At times however a certain widget may only have one service method available to it, and to spare our users an extra "useless" page view any request made to that "widget's service list" is automatically redirected (302) to the "service's actual page"


Predicament:

Users love the above , Google on the other hand is having issues...
Google webmaster shows the
"widget service list page" and the "actual service page" being redirected to as "Duplicate title tags" and "Duplicate meta descriptions" , essentially duplicate content.

Question to pose:

  1. Is this issue due to the 302 redirect and not 301 ?

  2. If the above redirect is changed to 301, in the future if a widget gets more than one method to be serviced and thus we would want it's "Service list" to be indexed, will that page be crawled when the redirect is removed , since 301 is permanent in a bots eye.

  3. Should we change the redirect to a java script header one since it's meant to be more a user oriented measure than anything else ? This way the user gets the proper redirect and bots just see the page normally. Naturally the question of bad seo karma is implied here.



Notes:
-We've recently redesigned our site and quite a bit of changes on the infrastructure of navigation.
-Both the service list page and actual service page are in XML sitemaps

Apologizing for the lengthy post and thanking you for your precious time,
G

rainborick

5:04 pm on Apr 25, 2010 (gmt 0)

WebmasterWorld Senior Member 10+ Year Member Top Contributors Of The Month



I think you're probably just fine as things stand. You're using a temporary redirect in a way that seems appropriate for you. The WMT report on duplicate title and description is only reporting what Google has seen, and I don't think there's any great reason to worry about it in this instance. It is certainly due to the 302 redirect, since that leaves the original URL in the index and apparently Google assigns the content of the target/destination URL to the original. A 301 redirect could easily have some unintended consequences when the time comes to change the target/destination URL again.

Someone with more brain cells firing that I can muster on a Sunday morning may know of a reason to change your methods, but I think you're OK.

g1smd

7:22 pm on Apr 25, 2010 (gmt 0)

WebmasterWorld Senior Member 10+ Year Member Top Contributors Of The Month



I'm not sure how I would tackle this, but I think I would do away with the redirect and instead either:
- serve the 'lower level' page content at the 'higher level' URL (but this would mean that when multiple options become available, the content at the higher level will have to move to a new URL at the lower level, but at least the higher level URL will already be directly indexed and ranking), or
- put the content on the lower level page and link directly to the 'lower level' page URL from waaay above, i.e. have no 'higher level' page at all when there's only one lower page (with no 'higher level' page previously existing, it might take slightly longer for a new 'high level' page to be indexed once the product grows multiple options and the 'high level' page pops into existence to link to them all. Big advantages are: the first lower level page will already be indexed at the right URL and ranking for the content already on it, and the higher level URL would have previously been 404 {and with nothing linking to it}, not a redirect.)

----

_Brief A_
In the forum thread about redirects, reproduce the text word for word from "5:04 pm on Apr" up to and including "think you're OK.".
_Brief B_
According to the forum thread about redirects, which two pages are both in the XML sitemaps?
_Brief C_
List every type of redirect the forum thread about redirects mentions.

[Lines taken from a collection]

----

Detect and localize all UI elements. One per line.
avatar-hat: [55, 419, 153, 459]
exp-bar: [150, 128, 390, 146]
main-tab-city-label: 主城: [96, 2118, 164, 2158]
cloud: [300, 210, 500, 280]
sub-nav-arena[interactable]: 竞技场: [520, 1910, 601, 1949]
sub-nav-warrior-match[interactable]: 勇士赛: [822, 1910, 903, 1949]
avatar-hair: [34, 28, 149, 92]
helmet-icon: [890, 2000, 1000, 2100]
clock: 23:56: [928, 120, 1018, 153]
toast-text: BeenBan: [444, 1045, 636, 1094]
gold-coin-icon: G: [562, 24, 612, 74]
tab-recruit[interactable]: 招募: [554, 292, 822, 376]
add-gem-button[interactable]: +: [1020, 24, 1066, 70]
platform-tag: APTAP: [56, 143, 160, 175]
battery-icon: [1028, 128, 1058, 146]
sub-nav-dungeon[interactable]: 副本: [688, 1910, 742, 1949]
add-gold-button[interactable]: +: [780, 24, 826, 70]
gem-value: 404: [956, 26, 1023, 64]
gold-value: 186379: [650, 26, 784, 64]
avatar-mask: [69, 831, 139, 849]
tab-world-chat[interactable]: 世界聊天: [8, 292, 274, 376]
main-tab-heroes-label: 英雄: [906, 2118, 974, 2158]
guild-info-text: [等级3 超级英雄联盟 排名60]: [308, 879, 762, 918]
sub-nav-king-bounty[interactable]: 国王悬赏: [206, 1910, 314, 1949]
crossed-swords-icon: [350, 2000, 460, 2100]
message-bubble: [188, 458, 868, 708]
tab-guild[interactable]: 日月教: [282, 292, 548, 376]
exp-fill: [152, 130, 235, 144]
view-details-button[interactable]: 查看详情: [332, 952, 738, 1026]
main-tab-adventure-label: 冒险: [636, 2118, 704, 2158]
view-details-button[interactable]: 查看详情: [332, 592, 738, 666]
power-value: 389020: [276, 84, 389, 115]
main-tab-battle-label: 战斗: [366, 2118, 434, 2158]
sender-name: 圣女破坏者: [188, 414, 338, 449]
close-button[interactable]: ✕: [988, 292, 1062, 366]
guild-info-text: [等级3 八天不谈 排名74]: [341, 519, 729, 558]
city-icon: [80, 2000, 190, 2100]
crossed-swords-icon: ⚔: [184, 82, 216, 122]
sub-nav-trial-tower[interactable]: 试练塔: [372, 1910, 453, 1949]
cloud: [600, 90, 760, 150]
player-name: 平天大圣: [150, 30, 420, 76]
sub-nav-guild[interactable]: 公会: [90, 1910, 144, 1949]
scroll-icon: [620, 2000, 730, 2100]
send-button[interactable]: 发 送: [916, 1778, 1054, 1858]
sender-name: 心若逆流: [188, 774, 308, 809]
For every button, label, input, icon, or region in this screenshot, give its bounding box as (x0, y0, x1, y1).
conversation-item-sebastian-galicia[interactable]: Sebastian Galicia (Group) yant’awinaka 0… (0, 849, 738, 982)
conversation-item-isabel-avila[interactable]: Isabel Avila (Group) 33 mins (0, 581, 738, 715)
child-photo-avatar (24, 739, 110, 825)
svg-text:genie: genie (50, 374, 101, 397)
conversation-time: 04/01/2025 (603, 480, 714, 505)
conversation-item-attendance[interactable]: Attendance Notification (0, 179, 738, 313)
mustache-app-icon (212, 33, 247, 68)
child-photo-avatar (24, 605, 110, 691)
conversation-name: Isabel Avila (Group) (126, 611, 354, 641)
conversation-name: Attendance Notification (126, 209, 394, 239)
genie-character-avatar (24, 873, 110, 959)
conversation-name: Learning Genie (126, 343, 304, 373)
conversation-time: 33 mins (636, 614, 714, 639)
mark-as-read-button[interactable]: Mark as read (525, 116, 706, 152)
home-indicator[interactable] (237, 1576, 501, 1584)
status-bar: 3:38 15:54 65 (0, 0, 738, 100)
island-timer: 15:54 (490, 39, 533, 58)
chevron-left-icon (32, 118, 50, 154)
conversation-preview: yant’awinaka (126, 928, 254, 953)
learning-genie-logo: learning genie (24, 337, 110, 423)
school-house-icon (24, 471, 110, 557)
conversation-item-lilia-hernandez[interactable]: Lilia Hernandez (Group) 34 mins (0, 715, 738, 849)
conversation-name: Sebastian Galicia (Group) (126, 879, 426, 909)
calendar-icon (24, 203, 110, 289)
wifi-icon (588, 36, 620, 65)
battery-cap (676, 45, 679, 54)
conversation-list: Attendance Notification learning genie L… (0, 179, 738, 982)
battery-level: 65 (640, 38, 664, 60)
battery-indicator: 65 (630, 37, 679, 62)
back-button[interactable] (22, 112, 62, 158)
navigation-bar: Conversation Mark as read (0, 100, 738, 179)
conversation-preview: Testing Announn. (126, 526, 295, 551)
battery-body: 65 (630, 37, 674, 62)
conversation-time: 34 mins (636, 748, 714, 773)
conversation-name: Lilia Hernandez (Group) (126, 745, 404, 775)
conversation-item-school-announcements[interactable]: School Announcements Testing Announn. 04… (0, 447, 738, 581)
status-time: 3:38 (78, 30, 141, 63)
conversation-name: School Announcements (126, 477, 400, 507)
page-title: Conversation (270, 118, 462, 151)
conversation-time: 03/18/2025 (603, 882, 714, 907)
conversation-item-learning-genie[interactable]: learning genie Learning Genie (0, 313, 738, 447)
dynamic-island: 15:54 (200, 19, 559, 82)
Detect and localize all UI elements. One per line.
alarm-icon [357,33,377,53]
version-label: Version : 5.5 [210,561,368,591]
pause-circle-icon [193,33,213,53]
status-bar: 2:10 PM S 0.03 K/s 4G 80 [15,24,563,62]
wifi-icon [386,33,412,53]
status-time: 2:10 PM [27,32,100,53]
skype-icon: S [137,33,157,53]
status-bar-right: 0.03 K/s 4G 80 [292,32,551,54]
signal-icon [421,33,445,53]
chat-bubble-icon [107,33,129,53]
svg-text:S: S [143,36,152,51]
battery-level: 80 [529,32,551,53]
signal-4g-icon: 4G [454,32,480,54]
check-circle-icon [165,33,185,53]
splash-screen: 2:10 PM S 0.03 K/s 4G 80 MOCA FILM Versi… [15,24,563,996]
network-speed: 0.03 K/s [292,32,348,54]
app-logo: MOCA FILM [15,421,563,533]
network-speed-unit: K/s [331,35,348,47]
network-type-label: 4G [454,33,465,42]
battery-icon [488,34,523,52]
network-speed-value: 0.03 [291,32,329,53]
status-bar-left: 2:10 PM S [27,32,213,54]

----

_Reply A_
5:04 pm on Apr 25, 2010 (gmt 0)

WebmasterWorld Senior Member 10+ Year Member Top Contributors Of The Month



I think you're probably just fine as things stand. You're using a temporary redirect in a way that seems appropriate for you. The WMT report on duplicate title and description is only reporting what Google has seen, and I don't think there's any great reason to worry about it in this instance. It is certainly due to the 302 redirect, since that leaves the original URL in the index and apparently Google assigns the content of the target/destination URL to the original. A 301 redirect could easily have some unintended consequences when the time comes to change the target/destination URL again.

Someone with more brain cells firing that I can muster on a Sunday morning may know of a reason to change your methods, but I think you're OK.

_Reply B_
The service list page and the actual service page.

_Reply C_
- 302 redirect
- 301 redirect
- java script header redirect